◆ WRITTEN REQUEST ◆
Collect every line in the records below that contains the word "data".

** Start MATERIAL **

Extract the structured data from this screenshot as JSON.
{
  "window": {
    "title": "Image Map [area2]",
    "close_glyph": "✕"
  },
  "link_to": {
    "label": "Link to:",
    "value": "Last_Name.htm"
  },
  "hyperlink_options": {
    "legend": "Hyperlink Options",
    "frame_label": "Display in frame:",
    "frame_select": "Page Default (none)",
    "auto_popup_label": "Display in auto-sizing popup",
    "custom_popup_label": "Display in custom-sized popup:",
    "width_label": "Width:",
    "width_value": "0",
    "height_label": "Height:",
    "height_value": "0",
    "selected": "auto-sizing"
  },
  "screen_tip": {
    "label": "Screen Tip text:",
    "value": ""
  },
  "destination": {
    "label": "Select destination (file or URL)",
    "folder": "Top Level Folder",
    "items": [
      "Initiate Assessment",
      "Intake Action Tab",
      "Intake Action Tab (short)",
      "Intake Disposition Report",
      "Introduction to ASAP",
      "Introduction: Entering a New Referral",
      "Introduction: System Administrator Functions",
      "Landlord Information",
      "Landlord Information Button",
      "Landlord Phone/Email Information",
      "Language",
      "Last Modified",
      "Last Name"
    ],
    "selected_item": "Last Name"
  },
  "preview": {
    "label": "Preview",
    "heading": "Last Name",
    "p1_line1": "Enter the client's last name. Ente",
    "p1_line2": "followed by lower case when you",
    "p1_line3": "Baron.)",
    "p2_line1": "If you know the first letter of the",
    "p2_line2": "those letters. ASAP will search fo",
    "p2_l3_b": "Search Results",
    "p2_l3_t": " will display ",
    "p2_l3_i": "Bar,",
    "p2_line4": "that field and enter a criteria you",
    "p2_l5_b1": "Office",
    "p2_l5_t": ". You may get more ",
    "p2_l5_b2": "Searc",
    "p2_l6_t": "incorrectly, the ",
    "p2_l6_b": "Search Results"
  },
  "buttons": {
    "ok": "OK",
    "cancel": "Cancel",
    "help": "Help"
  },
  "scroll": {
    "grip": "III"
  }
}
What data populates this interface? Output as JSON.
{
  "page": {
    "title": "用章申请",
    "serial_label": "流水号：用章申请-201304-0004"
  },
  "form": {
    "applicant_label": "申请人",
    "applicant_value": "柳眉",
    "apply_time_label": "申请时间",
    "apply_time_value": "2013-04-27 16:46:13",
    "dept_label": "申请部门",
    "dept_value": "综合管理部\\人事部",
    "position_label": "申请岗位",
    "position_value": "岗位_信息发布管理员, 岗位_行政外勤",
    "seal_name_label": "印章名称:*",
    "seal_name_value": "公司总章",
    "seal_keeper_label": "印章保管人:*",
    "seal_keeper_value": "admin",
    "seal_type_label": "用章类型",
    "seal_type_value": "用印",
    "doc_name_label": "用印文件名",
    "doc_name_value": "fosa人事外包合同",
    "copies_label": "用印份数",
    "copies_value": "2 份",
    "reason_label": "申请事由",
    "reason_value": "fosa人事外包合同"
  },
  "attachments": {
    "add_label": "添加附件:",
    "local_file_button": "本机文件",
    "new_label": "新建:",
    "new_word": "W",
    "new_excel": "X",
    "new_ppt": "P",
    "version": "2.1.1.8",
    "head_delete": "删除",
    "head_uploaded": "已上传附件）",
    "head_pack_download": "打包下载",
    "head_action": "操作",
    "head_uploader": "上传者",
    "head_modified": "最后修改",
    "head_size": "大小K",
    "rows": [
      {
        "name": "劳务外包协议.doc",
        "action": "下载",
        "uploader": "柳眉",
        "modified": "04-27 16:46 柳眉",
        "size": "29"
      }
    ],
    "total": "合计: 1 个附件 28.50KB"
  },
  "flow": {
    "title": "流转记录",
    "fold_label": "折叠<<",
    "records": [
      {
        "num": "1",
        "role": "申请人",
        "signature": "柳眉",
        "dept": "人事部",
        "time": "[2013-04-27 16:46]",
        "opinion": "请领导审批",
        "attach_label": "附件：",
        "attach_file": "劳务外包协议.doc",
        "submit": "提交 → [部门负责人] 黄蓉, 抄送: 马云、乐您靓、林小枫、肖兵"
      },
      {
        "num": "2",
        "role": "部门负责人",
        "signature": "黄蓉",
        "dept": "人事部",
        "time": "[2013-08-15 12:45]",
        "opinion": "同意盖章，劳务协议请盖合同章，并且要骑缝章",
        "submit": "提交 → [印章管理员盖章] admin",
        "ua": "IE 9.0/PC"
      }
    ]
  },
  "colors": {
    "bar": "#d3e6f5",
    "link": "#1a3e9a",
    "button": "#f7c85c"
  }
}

** End MATERIAL **

◆ RESULT OF THE EXERCISE ◆
Extract the structured data from this screenshot as JSON.
What data populates this interface? Output as JSON.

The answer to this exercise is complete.